━━━━━ LISTED RECORDS
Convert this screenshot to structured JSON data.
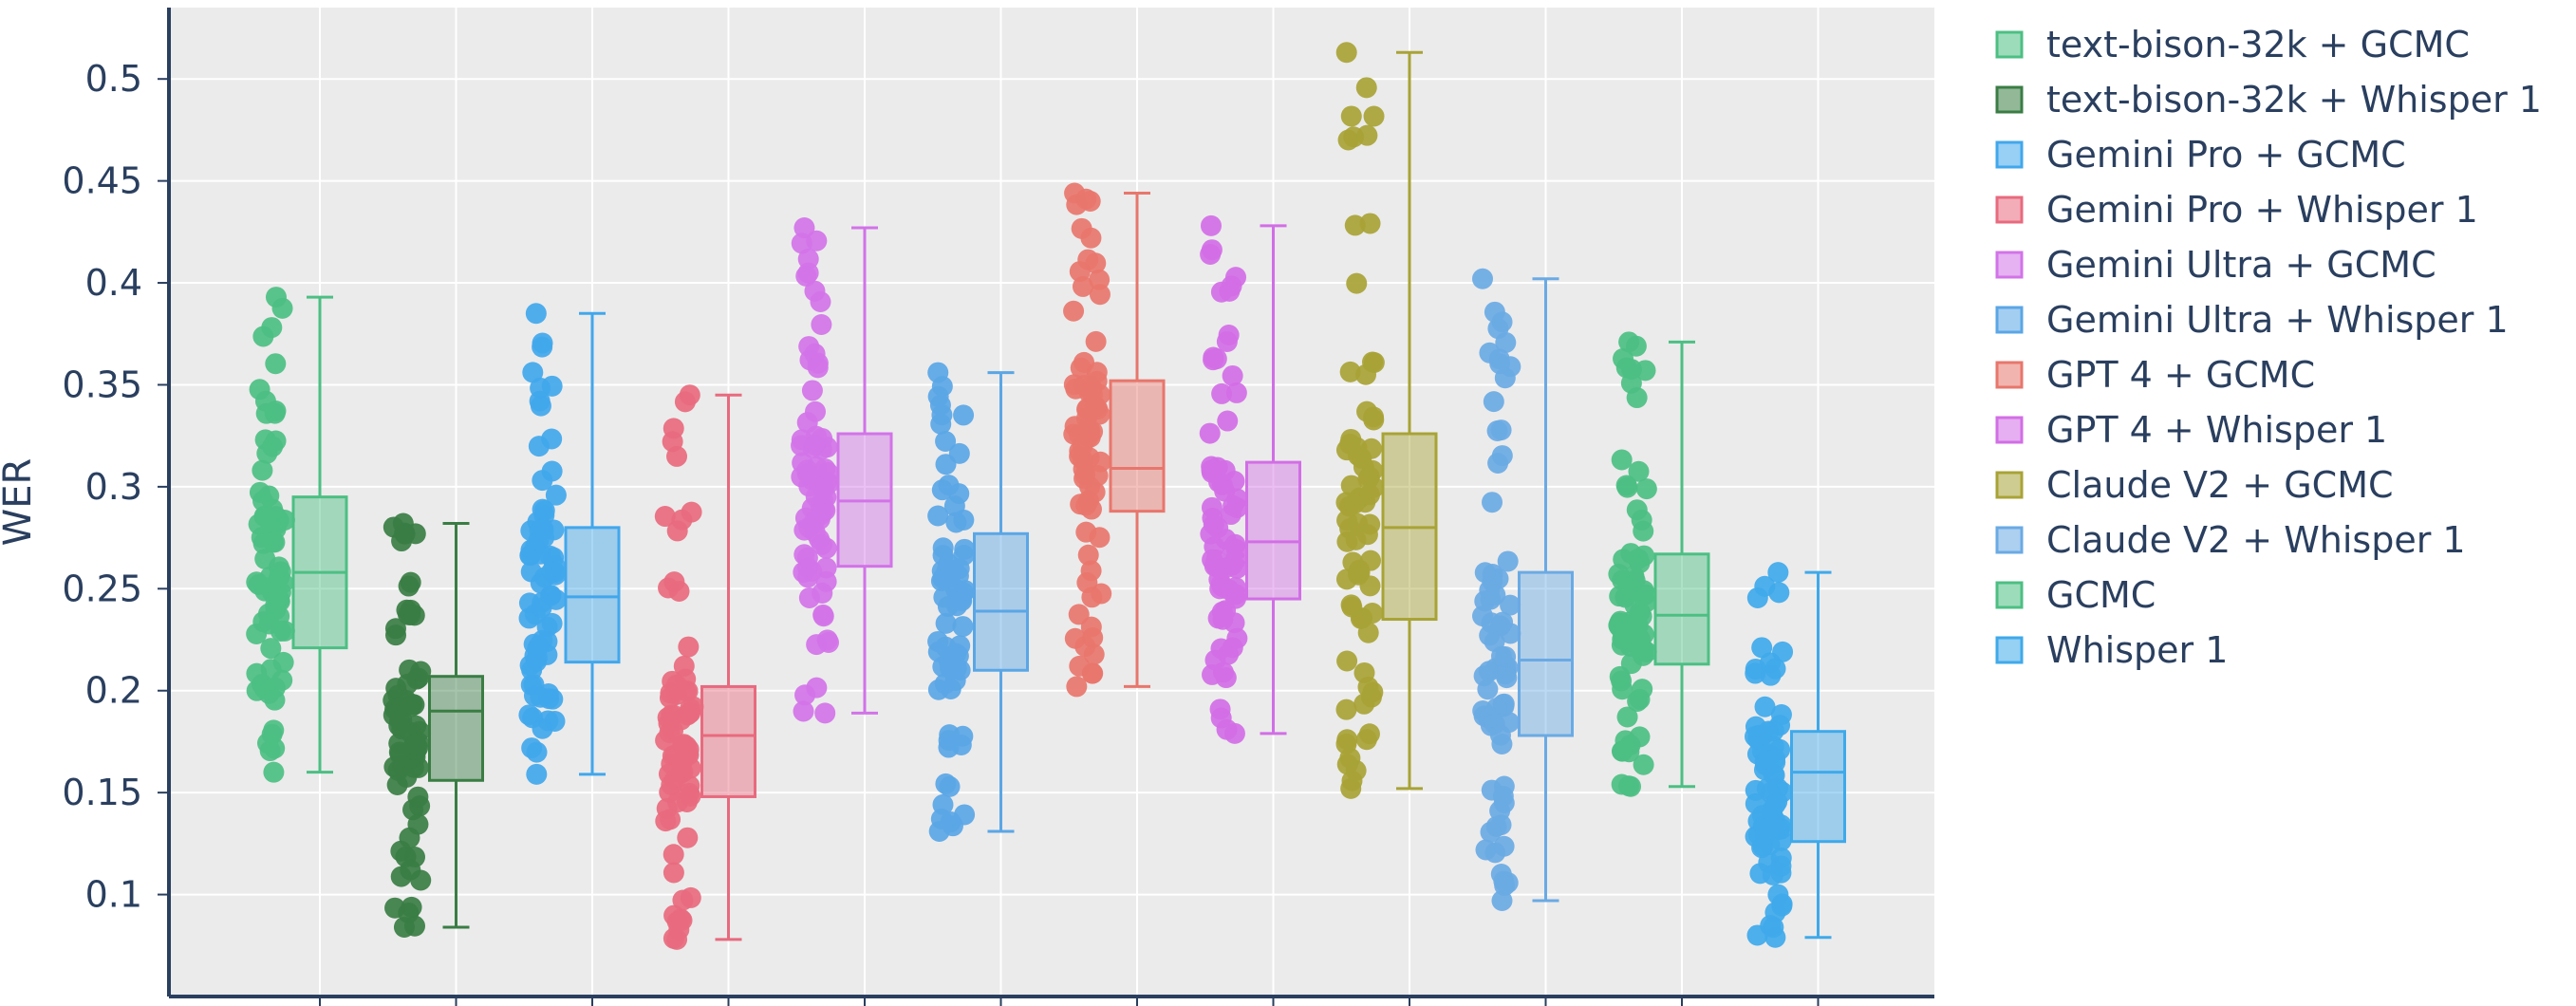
{
  "chart_data": {
    "type": "box",
    "ylabel": "WER",
    "xlabel": "",
    "ylim": [
      0.05,
      0.535
    ],
    "yticks": [
      "0.1",
      "0.15",
      "0.2",
      "0.25",
      "0.3",
      "0.35",
      "0.4",
      "0.45",
      "0.5"
    ],
    "grid": true,
    "legend_position": "right",
    "plot_background": "#ebebeb",
    "series": [
      {
        "name": "text-bison-32k + GCMC",
        "color": "#4cbf83",
        "min": 0.16,
        "q1": 0.221,
        "median": 0.258,
        "q3": 0.295,
        "max": 0.393
      },
      {
        "name": "text-bison-32k + Whisper 1",
        "color": "#3a7d44",
        "min": 0.084,
        "q1": 0.156,
        "median": 0.19,
        "q3": 0.207,
        "max": 0.282
      },
      {
        "name": "Gemini Pro + GCMC",
        "color": "#41a7ec",
        "min": 0.159,
        "q1": 0.214,
        "median": 0.246,
        "q3": 0.28,
        "max": 0.385
      },
      {
        "name": "Gemini Pro + Whisper 1",
        "color": "#e86a7e",
        "min": 0.078,
        "q1": 0.148,
        "median": 0.178,
        "q3": 0.202,
        "max": 0.345
      },
      {
        "name": "Gemini Ultra + GCMC",
        "color": "#d273e8",
        "min": 0.189,
        "q1": 0.261,
        "median": 0.293,
        "q3": 0.326,
        "max": 0.427
      },
      {
        "name": "Gemini Ultra + Whisper 1",
        "color": "#5aa6e6",
        "min": 0.131,
        "q1": 0.21,
        "median": 0.239,
        "q3": 0.277,
        "max": 0.356
      },
      {
        "name": "GPT 4 + GCMC",
        "color": "#e8766c",
        "min": 0.202,
        "q1": 0.288,
        "median": 0.309,
        "q3": 0.352,
        "max": 0.444
      },
      {
        "name": "GPT 4 + Whisper 1",
        "color": "#d26ee6",
        "min": 0.179,
        "q1": 0.245,
        "median": 0.273,
        "q3": 0.312,
        "max": 0.428
      },
      {
        "name": "Claude V2 + GCMC",
        "color": "#a8a336",
        "min": 0.152,
        "q1": 0.235,
        "median": 0.28,
        "q3": 0.326,
        "max": 0.513
      },
      {
        "name": "Claude V2 + Whisper 1",
        "color": "#6aaae4",
        "min": 0.097,
        "q1": 0.178,
        "median": 0.215,
        "q3": 0.258,
        "max": 0.402
      },
      {
        "name": "GCMC",
        "color": "#4cbf83",
        "min": 0.153,
        "q1": 0.213,
        "median": 0.237,
        "q3": 0.267,
        "max": 0.371
      },
      {
        "name": "Whisper 1",
        "color": "#3fa9ea",
        "min": 0.079,
        "q1": 0.126,
        "median": 0.16,
        "q3": 0.18,
        "max": 0.258
      }
    ]
  }
}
━━━━━━━━━━
## STATED PROBLEM
Copy out every line that includes the word "median".

## TASK ANSWER
        "median": 0.258,
        "median": 0.19,
        "median": 0.246,
        "median": 0.178,
        "median": 0.293,
        "median": 0.239,
        "median": 0.309,
        "median": 0.273,
        "median": 0.28,
        "median": 0.215,
        "median": 0.237,
        "median": 0.16,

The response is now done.